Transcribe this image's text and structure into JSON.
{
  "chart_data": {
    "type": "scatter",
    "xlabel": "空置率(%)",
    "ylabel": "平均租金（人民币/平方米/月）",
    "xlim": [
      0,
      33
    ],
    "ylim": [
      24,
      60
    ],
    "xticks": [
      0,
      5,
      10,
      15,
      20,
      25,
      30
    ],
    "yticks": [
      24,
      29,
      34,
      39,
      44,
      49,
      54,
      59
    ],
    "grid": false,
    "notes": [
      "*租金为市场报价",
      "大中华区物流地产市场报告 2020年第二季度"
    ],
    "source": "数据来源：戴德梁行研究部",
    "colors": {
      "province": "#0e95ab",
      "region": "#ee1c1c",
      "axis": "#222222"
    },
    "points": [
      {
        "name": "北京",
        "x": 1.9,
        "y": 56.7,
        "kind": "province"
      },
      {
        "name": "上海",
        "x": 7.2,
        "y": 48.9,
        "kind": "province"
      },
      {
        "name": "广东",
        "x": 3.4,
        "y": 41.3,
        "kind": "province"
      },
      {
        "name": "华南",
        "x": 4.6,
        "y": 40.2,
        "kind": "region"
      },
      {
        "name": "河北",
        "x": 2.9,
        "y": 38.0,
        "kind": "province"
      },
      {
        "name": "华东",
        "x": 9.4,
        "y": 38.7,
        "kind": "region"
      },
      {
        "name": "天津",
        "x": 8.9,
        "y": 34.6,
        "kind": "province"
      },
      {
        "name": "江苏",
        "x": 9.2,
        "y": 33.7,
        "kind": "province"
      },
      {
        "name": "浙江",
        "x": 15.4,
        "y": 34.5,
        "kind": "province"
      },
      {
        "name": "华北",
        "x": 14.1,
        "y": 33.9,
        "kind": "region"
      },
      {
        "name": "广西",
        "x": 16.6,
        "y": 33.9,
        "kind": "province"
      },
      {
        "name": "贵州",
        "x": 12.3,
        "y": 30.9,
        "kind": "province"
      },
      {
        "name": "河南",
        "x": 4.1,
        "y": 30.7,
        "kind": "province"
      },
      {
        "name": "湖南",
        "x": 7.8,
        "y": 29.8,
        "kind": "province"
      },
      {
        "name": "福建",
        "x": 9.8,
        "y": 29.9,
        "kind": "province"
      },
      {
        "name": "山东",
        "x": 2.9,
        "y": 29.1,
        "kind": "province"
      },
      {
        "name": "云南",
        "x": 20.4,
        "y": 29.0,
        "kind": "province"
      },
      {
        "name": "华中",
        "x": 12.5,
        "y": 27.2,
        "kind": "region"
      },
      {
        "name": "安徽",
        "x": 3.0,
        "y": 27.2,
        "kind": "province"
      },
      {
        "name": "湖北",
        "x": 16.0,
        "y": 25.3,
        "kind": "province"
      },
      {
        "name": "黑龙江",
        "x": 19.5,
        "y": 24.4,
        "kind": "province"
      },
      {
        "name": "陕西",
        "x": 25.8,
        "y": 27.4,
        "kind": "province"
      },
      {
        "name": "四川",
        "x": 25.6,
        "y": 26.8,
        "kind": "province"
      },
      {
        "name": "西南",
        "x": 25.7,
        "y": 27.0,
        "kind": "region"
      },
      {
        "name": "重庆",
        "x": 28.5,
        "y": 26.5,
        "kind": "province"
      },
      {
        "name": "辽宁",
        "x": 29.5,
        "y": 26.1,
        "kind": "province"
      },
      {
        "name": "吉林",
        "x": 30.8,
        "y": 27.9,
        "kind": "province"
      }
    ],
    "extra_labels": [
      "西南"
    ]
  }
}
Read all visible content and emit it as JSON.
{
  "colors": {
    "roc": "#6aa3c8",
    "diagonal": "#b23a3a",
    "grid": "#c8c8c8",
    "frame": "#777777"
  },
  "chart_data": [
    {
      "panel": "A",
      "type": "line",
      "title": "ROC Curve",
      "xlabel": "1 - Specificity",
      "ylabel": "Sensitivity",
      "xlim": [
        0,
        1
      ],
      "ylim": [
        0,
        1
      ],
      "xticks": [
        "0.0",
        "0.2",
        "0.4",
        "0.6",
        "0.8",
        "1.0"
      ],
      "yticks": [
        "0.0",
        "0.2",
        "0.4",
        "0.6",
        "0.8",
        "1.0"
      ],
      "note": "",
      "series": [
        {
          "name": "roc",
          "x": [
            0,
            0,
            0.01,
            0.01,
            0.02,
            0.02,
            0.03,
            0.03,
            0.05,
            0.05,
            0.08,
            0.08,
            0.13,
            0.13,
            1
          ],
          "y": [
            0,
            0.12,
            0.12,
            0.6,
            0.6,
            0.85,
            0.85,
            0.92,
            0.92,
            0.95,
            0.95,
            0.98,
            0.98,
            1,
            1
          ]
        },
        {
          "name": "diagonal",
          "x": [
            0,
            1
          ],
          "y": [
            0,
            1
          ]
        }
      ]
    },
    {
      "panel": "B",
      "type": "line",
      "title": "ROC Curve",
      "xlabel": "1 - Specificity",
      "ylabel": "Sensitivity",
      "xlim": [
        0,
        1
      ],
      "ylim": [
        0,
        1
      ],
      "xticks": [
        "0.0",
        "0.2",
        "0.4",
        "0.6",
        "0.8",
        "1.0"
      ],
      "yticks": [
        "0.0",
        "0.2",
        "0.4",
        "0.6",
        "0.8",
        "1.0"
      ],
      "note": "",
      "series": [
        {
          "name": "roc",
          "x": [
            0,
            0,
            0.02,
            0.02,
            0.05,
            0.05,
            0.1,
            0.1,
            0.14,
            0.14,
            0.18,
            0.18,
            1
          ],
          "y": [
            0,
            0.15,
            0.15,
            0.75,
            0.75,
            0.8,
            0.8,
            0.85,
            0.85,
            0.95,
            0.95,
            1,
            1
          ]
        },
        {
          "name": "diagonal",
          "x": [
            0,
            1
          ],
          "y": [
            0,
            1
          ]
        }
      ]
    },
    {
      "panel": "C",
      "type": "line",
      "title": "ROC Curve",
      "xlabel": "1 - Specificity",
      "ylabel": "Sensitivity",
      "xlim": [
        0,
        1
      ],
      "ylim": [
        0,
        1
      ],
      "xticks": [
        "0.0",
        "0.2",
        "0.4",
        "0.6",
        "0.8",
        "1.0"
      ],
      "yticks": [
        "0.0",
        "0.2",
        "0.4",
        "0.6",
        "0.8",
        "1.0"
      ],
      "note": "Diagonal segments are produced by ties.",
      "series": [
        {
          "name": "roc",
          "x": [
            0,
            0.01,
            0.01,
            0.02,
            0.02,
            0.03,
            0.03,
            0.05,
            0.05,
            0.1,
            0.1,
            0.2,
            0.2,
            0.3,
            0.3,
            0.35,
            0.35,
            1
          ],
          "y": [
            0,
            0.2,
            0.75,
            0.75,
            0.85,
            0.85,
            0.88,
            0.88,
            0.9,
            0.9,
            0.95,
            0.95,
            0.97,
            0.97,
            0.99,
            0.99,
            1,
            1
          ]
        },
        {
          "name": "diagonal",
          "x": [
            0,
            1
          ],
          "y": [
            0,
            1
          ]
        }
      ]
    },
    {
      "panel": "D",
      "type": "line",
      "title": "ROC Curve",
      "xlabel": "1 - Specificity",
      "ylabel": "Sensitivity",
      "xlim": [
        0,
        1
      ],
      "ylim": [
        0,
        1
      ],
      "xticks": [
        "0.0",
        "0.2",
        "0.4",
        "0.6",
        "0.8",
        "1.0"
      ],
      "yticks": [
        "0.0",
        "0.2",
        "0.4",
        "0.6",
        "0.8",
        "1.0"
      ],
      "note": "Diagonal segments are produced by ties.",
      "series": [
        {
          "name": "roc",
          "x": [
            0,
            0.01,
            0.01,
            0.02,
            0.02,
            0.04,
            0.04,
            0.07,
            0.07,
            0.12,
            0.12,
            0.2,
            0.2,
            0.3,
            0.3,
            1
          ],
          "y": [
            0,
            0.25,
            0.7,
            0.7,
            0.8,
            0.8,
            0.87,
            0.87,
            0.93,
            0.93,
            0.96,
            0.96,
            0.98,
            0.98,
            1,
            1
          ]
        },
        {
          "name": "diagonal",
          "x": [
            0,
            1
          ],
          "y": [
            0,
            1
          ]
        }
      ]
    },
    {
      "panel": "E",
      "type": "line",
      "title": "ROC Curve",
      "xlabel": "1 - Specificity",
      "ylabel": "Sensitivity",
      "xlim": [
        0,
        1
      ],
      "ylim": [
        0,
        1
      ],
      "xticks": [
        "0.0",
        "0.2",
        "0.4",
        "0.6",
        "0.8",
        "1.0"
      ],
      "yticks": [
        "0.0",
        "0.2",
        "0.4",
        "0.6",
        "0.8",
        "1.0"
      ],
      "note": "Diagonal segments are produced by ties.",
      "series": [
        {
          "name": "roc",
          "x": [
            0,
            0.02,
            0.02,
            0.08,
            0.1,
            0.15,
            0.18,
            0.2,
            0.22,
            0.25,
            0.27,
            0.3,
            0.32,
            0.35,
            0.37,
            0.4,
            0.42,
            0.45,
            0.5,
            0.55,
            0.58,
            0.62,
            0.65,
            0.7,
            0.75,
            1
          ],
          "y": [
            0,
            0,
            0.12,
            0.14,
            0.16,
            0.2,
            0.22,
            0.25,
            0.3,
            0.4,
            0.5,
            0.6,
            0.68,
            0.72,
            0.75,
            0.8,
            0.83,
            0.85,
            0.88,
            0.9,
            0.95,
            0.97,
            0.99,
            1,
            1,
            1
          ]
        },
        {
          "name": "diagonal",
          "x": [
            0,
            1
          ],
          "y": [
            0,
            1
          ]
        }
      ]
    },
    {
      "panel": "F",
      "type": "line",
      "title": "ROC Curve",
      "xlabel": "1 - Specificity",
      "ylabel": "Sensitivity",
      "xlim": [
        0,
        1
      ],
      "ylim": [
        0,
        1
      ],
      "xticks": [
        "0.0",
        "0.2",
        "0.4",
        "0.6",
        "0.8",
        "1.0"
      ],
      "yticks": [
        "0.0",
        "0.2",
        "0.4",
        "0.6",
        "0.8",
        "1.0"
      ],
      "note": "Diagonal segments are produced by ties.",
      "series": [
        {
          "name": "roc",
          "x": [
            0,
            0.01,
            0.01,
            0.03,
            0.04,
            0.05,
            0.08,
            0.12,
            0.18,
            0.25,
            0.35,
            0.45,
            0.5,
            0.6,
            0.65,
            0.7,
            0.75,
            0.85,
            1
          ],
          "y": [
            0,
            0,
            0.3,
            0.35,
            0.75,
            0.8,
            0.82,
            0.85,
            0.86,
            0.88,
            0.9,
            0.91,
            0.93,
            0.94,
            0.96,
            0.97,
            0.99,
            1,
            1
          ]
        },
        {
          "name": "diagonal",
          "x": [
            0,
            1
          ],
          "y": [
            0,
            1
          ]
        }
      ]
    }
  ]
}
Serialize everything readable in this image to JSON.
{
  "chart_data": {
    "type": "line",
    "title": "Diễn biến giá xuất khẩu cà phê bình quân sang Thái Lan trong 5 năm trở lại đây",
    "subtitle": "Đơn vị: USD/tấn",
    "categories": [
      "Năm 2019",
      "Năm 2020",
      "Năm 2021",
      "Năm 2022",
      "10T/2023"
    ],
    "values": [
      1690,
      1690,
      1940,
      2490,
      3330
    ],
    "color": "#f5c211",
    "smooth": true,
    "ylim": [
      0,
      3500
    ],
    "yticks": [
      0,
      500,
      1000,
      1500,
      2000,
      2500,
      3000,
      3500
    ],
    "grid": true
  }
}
——————
▶ _INSTRUCTION_: Return the lines above, from the one containing "Serialize everything readable" to the end, exactly as they stand.

▶ _EXERCISE SOLUTION_:
Serialize everything readable in this image to JSON.
{
  "chart_data": {
    "type": "line",
    "title": "Diễn biến giá xuất khẩu cà phê bình quân sang Thái Lan trong 5 năm trở lại đây",
    "subtitle": "Đơn vị: USD/tấn",
    "categories": [
      "Năm 2019",
      "Năm 2020",
      "Năm 2021",
      "Năm 2022",
      "10T/2023"
    ],
    "values": [
      1690,
      1690,
      1940,
      2490,
      3330
    ],
    "color": "#f5c211",
    "smooth": true,
    "ylim": [
      0,
      3500
    ],
    "yticks": [
      0,
      500,
      1000,
      1500,
      2000,
      2500,
      3000,
      3500
    ],
    "grid": true
  }
}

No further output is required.